--- Start of Records shown ---
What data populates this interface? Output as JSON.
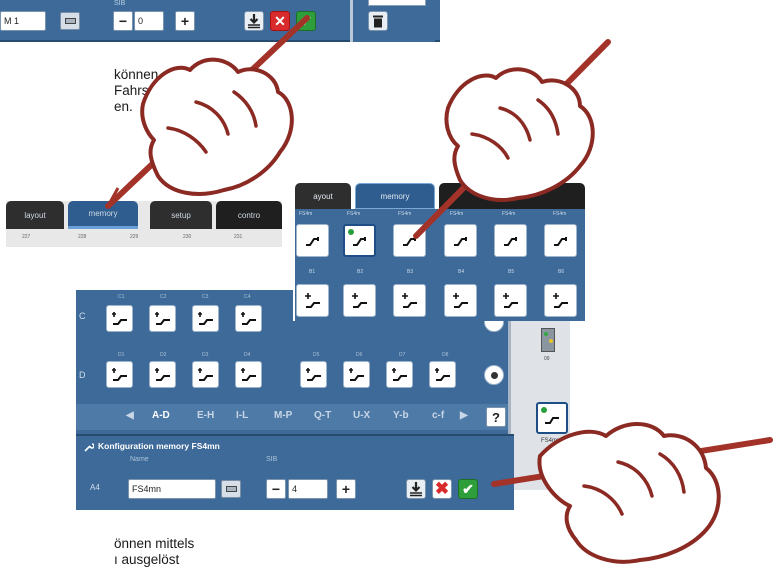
{
  "top_config": {
    "name_value": "M 1",
    "sib_label": "SIB",
    "step_value": "0",
    "minus": "−",
    "plus": "+"
  },
  "instruction_text": {
    "line1": "können",
    "line2": "Fahrstrassen",
    "line3": "en."
  },
  "tabbar": {
    "tabs": [
      {
        "label": "layout"
      },
      {
        "label": "memory"
      },
      {
        "label": "setup"
      },
      {
        "label": "contro"
      }
    ],
    "numbers": [
      "227",
      "228",
      "229",
      "230",
      "231"
    ]
  },
  "memory_panel": {
    "tabs": [
      {
        "label": "ayout"
      },
      {
        "label": "memory"
      }
    ],
    "top_labels": [
      "FS4m",
      "FS4m",
      "FS4m",
      "FS4m",
      "FS4m",
      "FS4m"
    ],
    "bottom_labels": [
      "B1",
      "B2",
      "B3",
      "B4",
      "B5",
      "B6"
    ]
  },
  "main_panel": {
    "row_c_label": "C",
    "row_d_label": "D",
    "col_labels_c": [
      "C1",
      "C2",
      "C3",
      "C4"
    ],
    "col_labels_d": [
      "D1",
      "D2",
      "D3",
      "D4",
      "D5",
      "D6",
      "D7",
      "D8"
    ],
    "nav_items": [
      "◀",
      "A-D",
      "E-H",
      "I-L",
      "M-P",
      "Q-T",
      "U-X",
      "Y-b",
      "c-f",
      "▶",
      "?"
    ],
    "right_col": {
      "loco_label": "09",
      "selected_label": "FS4mm"
    }
  },
  "config": {
    "title": "Konfiguration memory FS4mn",
    "name_label": "Name",
    "sib_label": "SIB",
    "address": "A4",
    "name_value": "FS4mn",
    "step_value": "4",
    "minus": "−",
    "plus": "+"
  },
  "bottom_text": {
    "line1": "önnen mittels",
    "line2": "ı ausgelöst"
  },
  "colors": {
    "panel_blue": "#3d6a99",
    "hand_outline": "#8b2a23",
    "pen": "#a33228",
    "confirm_green": "#2e9e3a",
    "cancel_red": "#d92b2b"
  }
}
--- End of Records shown ---
Leave out the pictures and transcribe everything else exactly.

What data populates this interface? Output as JSON.
{
  "top_config": {
    "name_value": "M 1",
    "sib_label": "SIB",
    "step_value": "0",
    "minus": "−",
    "plus": "+"
  },
  "instruction_text": {
    "line1": "können",
    "line2": "Fahrstrassen",
    "line3": "en."
  },
  "tabbar": {
    "tabs": [
      {
        "label": "layout"
      },
      {
        "label": "memory"
      },
      {
        "label": "setup"
      },
      {
        "label": "contro"
      }
    ],
    "numbers": [
      "227",
      "228",
      "229",
      "230",
      "231"
    ]
  },
  "memory_panel": {
    "tabs": [
      {
        "label": "ayout"
      },
      {
        "label": "memory"
      }
    ],
    "top_labels": [
      "FS4m",
      "FS4m",
      "FS4m",
      "FS4m",
      "FS4m",
      "FS4m"
    ],
    "bottom_labels": [
      "B1",
      "B2",
      "B3",
      "B4",
      "B5",
      "B6"
    ]
  },
  "main_panel": {
    "row_c_label": "C",
    "row_d_label": "D",
    "col_labels_c": [
      "C1",
      "C2",
      "C3",
      "C4"
    ],
    "col_labels_d": [
      "D1",
      "D2",
      "D3",
      "D4",
      "D5",
      "D6",
      "D7",
      "D8"
    ],
    "nav_items": [
      "◀",
      "A-D",
      "E-H",
      "I-L",
      "M-P",
      "Q-T",
      "U-X",
      "Y-b",
      "c-f",
      "▶",
      "?"
    ],
    "right_col": {
      "loco_label": "09",
      "selected_label": "FS4mm"
    }
  },
  "config": {
    "title": "Konfiguration memory FS4mn",
    "name_label": "Name",
    "sib_label": "SIB",
    "address": "A4",
    "name_value": "FS4mn",
    "step_value": "4",
    "minus": "−",
    "plus": "+"
  },
  "bottom_text": {
    "line1": "önnen mittels",
    "line2": "ı ausgelöst"
  },
  "colors": {
    "panel_blue": "#3d6a99",
    "hand_outline": "#8b2a23",
    "pen": "#a33228",
    "confirm_green": "#2e9e3a",
    "cancel_red": "#d92b2b"
  }
}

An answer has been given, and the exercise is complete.